Identify each line below that contains the word "square", and copy it out.

(Dataset records)
- - - - -

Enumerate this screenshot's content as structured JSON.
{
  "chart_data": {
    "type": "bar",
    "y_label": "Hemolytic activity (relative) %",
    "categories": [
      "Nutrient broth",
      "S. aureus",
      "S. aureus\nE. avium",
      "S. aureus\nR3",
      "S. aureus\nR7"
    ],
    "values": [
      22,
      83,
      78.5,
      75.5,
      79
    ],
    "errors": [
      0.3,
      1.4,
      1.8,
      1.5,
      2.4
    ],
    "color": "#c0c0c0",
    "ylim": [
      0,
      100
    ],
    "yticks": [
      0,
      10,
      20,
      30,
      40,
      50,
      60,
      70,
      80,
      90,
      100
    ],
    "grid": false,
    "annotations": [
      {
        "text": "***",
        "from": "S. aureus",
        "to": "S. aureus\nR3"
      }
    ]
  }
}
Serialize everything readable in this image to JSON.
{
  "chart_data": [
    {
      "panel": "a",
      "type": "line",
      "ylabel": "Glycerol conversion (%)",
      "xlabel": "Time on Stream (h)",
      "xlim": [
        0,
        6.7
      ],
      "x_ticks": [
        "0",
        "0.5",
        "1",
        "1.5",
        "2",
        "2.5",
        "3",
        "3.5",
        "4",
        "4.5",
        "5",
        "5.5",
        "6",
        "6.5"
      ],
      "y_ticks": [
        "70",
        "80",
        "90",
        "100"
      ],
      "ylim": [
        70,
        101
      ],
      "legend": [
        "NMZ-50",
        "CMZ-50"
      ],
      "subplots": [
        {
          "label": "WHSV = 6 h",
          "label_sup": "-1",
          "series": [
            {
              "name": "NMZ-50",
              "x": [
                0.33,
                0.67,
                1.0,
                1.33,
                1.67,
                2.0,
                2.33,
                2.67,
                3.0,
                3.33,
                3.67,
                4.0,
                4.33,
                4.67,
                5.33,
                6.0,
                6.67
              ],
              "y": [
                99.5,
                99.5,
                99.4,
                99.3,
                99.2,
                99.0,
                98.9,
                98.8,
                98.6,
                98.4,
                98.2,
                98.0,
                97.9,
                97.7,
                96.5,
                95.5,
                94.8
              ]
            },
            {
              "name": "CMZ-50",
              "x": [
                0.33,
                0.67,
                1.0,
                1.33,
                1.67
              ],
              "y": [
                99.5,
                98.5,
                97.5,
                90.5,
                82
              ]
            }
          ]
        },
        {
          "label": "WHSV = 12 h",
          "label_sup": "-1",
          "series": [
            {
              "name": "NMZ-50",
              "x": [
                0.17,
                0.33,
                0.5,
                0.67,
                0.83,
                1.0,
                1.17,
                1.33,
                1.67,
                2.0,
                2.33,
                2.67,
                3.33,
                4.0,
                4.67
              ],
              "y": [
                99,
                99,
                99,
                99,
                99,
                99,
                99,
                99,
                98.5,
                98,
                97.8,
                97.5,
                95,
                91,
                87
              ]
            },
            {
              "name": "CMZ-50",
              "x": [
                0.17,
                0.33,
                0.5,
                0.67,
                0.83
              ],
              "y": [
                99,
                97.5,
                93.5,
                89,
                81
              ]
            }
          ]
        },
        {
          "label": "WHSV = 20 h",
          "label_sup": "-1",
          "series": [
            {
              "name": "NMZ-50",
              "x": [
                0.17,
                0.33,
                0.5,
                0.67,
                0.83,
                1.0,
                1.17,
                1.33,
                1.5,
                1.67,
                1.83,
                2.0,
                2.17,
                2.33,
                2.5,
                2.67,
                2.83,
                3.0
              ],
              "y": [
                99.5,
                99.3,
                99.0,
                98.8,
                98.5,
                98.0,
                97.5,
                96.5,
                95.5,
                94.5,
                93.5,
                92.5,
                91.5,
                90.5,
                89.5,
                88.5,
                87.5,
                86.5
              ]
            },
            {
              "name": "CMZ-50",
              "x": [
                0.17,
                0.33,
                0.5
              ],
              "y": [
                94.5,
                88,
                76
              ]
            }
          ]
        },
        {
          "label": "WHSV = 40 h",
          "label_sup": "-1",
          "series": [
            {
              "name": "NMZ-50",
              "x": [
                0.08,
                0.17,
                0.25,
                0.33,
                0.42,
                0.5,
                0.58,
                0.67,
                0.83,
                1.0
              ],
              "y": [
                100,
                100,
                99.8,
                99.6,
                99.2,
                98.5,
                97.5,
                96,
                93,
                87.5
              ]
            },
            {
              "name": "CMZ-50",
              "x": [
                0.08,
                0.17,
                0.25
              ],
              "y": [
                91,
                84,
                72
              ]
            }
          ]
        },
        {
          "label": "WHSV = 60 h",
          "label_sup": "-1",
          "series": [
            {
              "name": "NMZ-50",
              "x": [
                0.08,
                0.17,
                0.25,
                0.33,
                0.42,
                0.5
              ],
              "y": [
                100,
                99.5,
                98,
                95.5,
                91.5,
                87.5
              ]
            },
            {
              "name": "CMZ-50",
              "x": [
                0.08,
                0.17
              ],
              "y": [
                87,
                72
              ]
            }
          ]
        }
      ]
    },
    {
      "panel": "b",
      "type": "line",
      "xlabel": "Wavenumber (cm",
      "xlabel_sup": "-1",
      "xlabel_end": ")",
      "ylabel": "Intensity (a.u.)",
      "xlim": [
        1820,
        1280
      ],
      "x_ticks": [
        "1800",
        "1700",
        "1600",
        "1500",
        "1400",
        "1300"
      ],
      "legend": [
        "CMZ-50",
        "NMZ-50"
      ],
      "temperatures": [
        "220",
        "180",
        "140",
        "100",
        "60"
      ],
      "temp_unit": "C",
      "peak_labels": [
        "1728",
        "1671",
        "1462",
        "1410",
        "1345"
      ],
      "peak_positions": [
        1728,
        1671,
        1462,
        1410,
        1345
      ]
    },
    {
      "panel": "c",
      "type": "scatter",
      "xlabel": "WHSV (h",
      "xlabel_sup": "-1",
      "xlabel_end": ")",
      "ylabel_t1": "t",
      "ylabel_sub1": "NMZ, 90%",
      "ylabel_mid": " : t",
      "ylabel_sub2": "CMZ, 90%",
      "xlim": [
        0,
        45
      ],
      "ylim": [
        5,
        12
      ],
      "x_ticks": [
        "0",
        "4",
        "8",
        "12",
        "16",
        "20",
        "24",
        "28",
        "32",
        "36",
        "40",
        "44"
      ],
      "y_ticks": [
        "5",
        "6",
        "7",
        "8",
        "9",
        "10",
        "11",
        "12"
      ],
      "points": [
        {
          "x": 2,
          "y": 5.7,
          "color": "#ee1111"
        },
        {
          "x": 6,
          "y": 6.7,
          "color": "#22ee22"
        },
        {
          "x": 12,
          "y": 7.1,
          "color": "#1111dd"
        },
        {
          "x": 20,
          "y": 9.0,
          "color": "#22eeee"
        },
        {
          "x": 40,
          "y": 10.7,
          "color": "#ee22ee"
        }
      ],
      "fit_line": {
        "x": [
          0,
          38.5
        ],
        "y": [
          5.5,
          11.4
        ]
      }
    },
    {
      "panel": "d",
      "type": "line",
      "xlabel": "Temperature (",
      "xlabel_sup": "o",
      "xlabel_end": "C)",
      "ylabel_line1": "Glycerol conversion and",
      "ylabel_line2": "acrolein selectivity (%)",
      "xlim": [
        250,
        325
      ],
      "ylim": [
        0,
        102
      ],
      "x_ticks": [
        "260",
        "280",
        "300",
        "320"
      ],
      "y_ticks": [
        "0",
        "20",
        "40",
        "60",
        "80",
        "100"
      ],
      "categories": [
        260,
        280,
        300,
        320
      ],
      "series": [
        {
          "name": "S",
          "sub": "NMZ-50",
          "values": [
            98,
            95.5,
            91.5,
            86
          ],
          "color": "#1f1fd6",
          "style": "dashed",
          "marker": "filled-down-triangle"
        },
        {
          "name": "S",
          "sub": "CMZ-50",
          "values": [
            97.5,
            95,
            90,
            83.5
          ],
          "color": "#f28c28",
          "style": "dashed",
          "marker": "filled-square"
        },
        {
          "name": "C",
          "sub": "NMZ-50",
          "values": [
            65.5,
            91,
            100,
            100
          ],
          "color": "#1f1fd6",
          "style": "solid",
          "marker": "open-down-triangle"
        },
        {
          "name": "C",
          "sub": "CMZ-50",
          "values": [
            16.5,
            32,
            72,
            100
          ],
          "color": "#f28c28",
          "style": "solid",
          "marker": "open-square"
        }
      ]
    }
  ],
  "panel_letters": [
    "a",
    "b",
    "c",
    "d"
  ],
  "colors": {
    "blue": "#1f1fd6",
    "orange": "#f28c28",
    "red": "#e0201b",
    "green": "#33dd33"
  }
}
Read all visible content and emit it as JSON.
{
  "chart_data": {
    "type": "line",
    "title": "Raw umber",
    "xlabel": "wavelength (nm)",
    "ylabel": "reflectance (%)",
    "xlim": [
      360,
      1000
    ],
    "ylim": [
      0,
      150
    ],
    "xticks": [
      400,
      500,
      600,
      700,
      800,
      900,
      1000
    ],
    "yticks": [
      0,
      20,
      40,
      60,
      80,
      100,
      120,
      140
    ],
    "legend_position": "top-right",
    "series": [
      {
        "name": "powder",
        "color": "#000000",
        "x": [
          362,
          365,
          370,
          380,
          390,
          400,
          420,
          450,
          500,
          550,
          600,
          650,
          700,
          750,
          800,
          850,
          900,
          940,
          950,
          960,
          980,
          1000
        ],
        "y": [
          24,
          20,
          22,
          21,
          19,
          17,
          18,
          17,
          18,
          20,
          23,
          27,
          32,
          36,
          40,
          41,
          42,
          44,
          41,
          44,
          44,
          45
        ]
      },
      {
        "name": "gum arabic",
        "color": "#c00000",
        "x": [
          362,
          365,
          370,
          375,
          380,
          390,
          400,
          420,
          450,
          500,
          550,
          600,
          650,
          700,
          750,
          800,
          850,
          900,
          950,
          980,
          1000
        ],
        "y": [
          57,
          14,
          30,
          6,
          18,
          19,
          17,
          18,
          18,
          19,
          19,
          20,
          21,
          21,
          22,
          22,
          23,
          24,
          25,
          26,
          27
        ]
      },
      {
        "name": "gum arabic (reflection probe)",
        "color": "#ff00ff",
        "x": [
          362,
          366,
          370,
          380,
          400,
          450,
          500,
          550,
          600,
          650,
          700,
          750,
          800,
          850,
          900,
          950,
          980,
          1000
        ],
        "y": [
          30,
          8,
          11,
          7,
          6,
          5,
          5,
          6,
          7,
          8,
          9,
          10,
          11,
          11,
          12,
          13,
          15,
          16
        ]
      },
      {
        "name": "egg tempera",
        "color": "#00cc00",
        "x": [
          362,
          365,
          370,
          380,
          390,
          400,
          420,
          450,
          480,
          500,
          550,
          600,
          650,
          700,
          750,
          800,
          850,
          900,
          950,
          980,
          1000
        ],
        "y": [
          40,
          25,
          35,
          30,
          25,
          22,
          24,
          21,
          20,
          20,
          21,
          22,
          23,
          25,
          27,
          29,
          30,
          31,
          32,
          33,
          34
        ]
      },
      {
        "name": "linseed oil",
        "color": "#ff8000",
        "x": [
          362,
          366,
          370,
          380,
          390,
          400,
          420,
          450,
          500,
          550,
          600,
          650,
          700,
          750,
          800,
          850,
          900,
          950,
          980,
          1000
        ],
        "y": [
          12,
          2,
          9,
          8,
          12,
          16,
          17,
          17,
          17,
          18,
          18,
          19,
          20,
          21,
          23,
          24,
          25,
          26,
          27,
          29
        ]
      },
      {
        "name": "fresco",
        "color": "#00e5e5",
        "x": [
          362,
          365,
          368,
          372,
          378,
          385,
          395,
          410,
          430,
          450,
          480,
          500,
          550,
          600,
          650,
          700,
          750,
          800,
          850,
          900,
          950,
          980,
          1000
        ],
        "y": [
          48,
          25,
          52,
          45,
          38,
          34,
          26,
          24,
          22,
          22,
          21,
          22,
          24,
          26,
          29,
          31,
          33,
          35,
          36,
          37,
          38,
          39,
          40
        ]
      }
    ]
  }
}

- - - - -

▶ **Problem solution**
          "marker": "filled-square"
          "marker": "open-square"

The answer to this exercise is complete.